(Saved entries)
++++++++
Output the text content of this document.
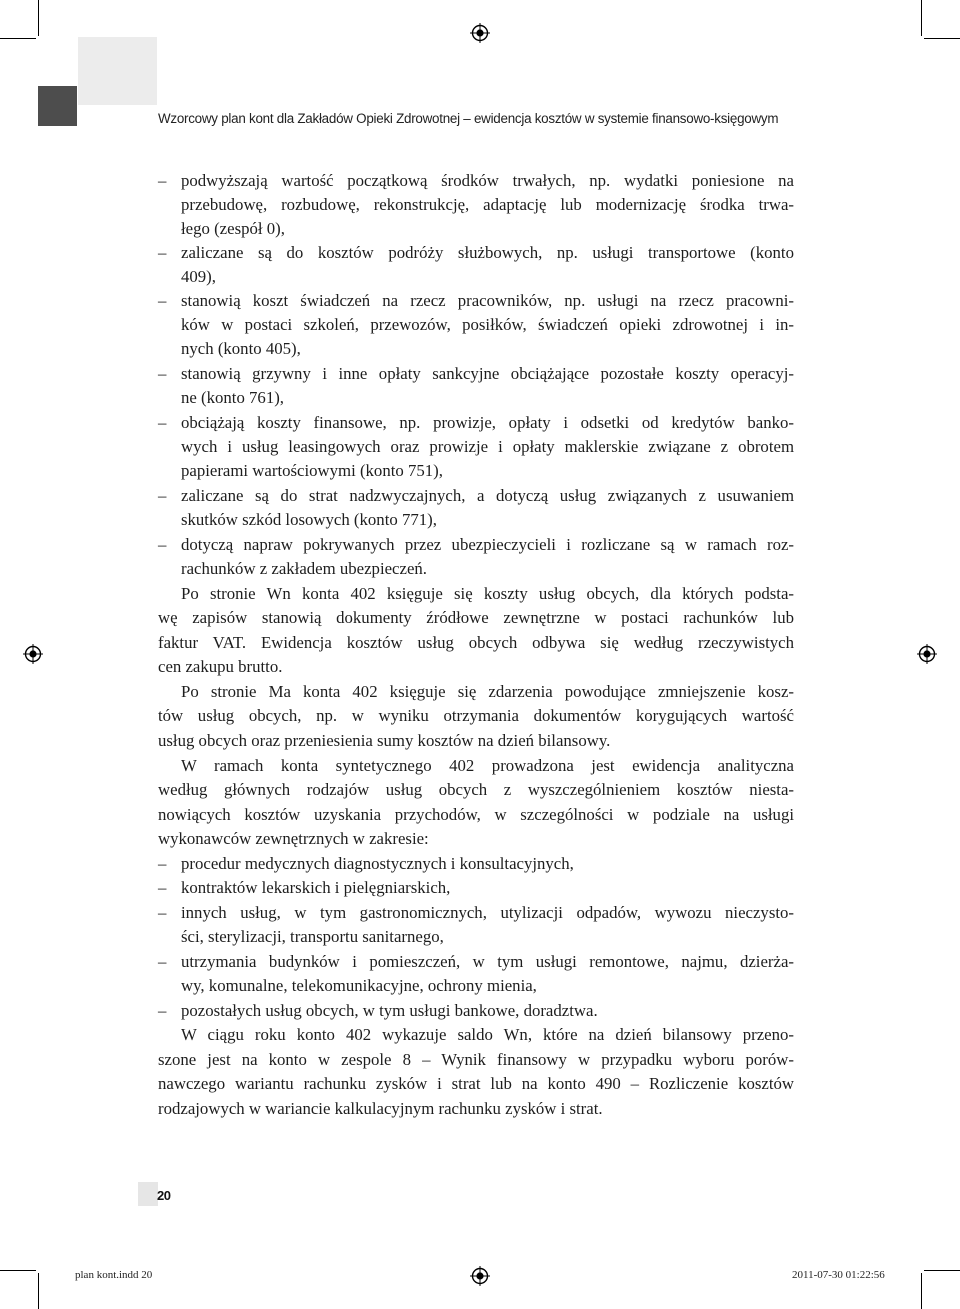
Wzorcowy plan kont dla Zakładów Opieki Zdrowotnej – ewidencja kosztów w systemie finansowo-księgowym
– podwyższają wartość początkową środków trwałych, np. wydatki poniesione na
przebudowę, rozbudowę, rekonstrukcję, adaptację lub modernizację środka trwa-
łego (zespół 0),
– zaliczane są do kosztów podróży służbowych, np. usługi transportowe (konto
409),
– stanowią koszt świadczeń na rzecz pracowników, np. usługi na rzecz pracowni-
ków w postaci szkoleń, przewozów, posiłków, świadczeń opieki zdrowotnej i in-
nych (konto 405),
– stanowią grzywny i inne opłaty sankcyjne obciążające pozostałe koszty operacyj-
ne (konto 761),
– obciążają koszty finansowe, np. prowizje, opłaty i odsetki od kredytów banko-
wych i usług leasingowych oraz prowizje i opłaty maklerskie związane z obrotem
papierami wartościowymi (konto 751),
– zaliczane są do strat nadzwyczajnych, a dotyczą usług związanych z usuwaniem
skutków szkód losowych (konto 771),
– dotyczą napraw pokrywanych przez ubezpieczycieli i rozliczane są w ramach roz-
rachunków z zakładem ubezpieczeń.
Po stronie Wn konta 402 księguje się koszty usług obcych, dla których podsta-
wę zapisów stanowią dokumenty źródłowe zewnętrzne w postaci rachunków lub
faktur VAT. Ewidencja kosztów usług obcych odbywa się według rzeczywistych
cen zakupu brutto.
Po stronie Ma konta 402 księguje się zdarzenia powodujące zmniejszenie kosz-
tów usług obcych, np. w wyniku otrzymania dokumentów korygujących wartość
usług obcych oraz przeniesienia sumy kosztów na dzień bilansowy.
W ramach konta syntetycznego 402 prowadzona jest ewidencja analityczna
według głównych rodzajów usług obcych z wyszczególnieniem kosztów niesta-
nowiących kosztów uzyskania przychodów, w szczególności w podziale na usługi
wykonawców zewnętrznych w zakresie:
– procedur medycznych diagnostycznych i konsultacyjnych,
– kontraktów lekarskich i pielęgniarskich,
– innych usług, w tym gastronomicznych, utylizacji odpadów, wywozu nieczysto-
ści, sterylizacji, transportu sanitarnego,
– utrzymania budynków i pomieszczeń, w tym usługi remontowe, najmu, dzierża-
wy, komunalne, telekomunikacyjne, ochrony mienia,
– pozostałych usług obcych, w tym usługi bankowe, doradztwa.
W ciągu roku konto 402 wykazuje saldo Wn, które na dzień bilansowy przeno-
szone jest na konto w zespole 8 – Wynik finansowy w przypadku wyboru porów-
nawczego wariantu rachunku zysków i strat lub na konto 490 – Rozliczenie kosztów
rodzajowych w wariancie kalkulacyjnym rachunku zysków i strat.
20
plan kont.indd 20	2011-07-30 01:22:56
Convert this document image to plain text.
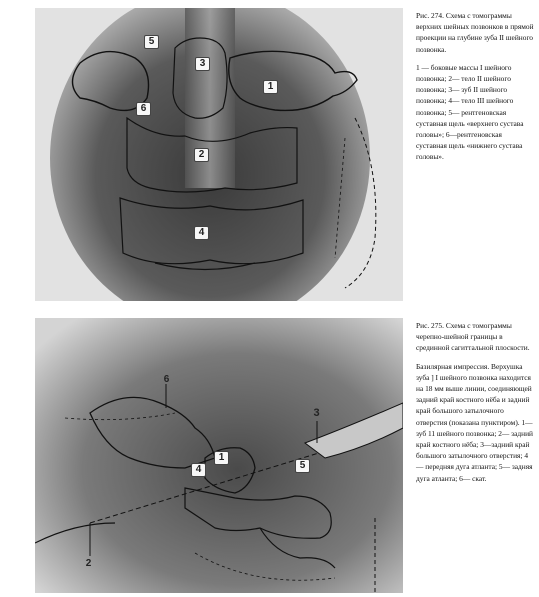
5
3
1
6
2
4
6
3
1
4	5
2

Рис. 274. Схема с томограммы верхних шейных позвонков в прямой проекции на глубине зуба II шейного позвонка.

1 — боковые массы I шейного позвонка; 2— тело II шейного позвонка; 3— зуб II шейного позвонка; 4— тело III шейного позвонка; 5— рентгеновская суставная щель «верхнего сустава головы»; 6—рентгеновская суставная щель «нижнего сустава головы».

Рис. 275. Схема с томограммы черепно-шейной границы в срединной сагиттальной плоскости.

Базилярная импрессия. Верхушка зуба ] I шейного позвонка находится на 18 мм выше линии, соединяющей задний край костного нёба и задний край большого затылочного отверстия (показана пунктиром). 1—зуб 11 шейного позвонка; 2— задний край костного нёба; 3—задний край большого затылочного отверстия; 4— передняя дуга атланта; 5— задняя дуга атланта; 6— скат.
++++++++
Exercise task: Print all entries exactly. The images do not belong in the copy.

The answer:
Output the text content of this document.
Wzorcowy plan kont dla Zakładów Opieki Zdrowotnej – ewidencja kosztów w systemie finansowo-księgowym
– podwyższają wartość początkową środków trwałych, np. wydatki poniesione na
przebudowę, rozbudowę, rekonstrukcję, adaptację lub modernizację środka trwa-
łego (zespół 0),
– zaliczane są do kosztów podróży służbowych, np. usługi transportowe (konto
409),
– stanowią koszt świadczeń na rzecz pracowników, np. usługi na rzecz pracowni-
ków w postaci szkoleń, przewozów, posiłków, świadczeń opieki zdrowotnej i in-
nych (konto 405),
– stanowią grzywny i inne opłaty sankcyjne obciążające pozostałe koszty operacyj-
ne (konto 761),
– obciążają koszty finansowe, np. prowizje, opłaty i odsetki od kredytów banko-
wych i usług leasingowych oraz prowizje i opłaty maklerskie związane z obrotem
papierami wartościowymi (konto 751),
– zaliczane są do strat nadzwyczajnych, a dotyczą usług związanych z usuwaniem
skutków szkód losowych (konto 771),
– dotyczą napraw pokrywanych przez ubezpieczycieli i rozliczane są w ramach roz-
rachunków z zakładem ubezpieczeń.
Po stronie Wn konta 402 księguje się koszty usług obcych, dla których podsta-
wę zapisów stanowią dokumenty źródłowe zewnętrzne w postaci rachunków lub
faktur VAT. Ewidencja kosztów usług obcych odbywa się według rzeczywistych
cen zakupu brutto.
Po stronie Ma konta 402 księguje się zdarzenia powodujące zmniejszenie kosz-
tów usług obcych, np. w wyniku otrzymania dokumentów korygujących wartość
usług obcych oraz przeniesienia sumy kosztów na dzień bilansowy.
W ramach konta syntetycznego 402 prowadzona jest ewidencja analityczna
według głównych rodzajów usług obcych z wyszczególnieniem kosztów niesta-
nowiących kosztów uzyskania przychodów, w szczególności w podziale na usługi
wykonawców zewnętrznych w zakresie:
– procedur medycznych diagnostycznych i konsultacyjnych,
– kontraktów lekarskich i pielęgniarskich,
– innych usług, w tym gastronomicznych, utylizacji odpadów, wywozu nieczysto-
ści, sterylizacji, transportu sanitarnego,
– utrzymania budynków i pomieszczeń, w tym usługi remontowe, najmu, dzierża-
wy, komunalne, telekomunikacyjne, ochrony mienia,
– pozostałych usług obcych, w tym usługi bankowe, doradztwa.
W ciągu roku konto 402 wykazuje saldo Wn, które na dzień bilansowy przeno-
szone jest na konto w zespole 8 – Wynik finansowy w przypadku wyboru porów-
nawczego wariantu rachunku zysków i strat lub na konto 490 – Rozliczenie kosztów
rodzajowych w wariancie kalkulacyjnym rachunku zysków i strat.
20
plan kont.indd 20	2011-07-30 01:22:56
Convert this document image to plain text.
5
3
1
6
2
4
6
3
1
4	5
2

Рис. 274. Схема с томограммы верхних шейных позвонков в прямой проекции на глубине зуба II шейного позвонка.

1 — боковые массы I шейного позвонка; 2— тело II шейного позвонка; 3— зуб II шейного позвонка; 4— тело III шейного позвонка; 5— рентгеновская суставная щель «верхнего сустава головы»; 6—рентгеновская суставная щель «нижнего сустава головы».

Рис. 275. Схема с томограммы черепно-шейной границы в срединной сагиттальной плоскости.

Базилярная импрессия. Верхушка зуба ] I шейного позвонка находится на 18 мм выше линии, соединяющей задний край костного нёба и задний край большого затылочного отверстия (показана пунктиром). 1—зуб 11 шейного позвонка; 2— задний край костного нёба; 3—задний край большого затылочного отверстия; 4— передняя дуга атланта; 5— задняя дуга атланта; 6— скат.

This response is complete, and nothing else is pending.